- Instructions to follow: What lines of the data hold the string "Congress"? Pull each one out.

+ + + +

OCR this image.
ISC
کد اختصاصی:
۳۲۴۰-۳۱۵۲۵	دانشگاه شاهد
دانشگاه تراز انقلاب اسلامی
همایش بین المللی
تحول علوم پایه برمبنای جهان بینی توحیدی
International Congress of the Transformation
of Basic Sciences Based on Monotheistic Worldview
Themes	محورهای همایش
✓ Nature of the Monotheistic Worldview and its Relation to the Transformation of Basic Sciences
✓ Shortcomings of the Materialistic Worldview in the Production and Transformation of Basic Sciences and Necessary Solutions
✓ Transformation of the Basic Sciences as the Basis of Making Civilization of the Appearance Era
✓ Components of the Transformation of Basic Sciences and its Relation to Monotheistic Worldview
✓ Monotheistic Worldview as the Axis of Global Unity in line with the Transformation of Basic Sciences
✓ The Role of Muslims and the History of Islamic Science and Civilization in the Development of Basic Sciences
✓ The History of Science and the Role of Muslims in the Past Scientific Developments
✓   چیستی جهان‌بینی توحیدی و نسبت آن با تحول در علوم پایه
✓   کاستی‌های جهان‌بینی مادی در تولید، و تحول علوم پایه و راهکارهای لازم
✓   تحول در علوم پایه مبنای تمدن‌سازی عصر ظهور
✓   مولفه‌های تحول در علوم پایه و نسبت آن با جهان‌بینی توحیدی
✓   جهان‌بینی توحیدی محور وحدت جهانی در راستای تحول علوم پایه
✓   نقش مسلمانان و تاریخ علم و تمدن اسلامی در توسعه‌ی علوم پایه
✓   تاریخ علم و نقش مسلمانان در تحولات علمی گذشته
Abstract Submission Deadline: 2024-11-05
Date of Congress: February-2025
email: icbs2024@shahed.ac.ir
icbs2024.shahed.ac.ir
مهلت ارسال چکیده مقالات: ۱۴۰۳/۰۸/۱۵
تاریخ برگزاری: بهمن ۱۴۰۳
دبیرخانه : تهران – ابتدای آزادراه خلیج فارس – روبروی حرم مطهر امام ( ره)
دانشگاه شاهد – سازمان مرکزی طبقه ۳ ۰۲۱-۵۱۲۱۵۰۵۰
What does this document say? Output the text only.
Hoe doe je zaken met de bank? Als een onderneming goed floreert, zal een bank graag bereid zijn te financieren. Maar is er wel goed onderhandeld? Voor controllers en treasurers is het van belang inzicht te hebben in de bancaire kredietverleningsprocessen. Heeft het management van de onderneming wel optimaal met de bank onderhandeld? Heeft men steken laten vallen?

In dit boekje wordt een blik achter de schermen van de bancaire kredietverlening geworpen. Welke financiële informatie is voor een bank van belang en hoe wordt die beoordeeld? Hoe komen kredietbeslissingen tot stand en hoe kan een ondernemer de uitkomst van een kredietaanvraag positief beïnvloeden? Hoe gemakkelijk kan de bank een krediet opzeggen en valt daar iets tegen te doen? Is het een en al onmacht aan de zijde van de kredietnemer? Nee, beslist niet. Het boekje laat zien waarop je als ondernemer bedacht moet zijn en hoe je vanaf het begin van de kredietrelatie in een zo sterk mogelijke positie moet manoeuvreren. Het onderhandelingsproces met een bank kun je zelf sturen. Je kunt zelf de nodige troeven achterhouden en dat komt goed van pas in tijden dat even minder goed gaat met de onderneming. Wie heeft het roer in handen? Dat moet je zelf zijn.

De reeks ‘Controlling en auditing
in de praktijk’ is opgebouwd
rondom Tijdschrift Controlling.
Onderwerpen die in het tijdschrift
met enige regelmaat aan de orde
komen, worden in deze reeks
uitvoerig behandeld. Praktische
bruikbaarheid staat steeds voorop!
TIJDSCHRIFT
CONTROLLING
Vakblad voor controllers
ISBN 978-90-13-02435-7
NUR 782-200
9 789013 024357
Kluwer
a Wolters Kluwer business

+ + + +

- The completed task:
International Congress of the Transformation
Date of Congress: February-2025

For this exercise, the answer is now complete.